• [Instruction]
Scan each line of the records for the word "milyon" and extract the ones that have it.

= = =

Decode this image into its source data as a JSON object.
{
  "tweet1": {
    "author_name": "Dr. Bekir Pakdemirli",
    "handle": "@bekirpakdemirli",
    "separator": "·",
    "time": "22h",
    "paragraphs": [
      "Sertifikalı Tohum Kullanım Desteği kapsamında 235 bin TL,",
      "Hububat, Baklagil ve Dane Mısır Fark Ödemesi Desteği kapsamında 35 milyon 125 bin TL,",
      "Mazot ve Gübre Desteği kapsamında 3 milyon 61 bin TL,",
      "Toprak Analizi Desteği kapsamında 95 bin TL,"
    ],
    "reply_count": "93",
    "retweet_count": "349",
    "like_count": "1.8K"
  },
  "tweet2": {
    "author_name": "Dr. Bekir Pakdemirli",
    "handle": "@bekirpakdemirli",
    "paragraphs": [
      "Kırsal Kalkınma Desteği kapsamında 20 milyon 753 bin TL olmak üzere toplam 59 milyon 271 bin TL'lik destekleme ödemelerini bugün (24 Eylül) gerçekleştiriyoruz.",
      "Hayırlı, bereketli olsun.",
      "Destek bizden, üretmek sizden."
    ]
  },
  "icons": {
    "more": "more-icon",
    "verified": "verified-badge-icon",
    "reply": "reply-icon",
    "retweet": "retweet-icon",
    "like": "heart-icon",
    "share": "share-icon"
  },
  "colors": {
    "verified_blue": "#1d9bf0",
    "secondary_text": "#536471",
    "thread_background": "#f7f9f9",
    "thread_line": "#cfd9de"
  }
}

= = =

• [Result]
      "Hububat, Baklagil ve Dane Mısır Fark Ödemesi Desteği kapsamında 35 milyon 125 bin TL,",
      "Mazot ve Gübre Desteği kapsamında 3 milyon 61 bin TL,",
      "Kırsal Kalkınma Desteği kapsamında 20 milyon 753 bin TL olmak üzere toplam 59 milyon 271 bin TL'lik destekleme ödemelerini bugün (24 Eylül) gerçekleştiriyoruz.",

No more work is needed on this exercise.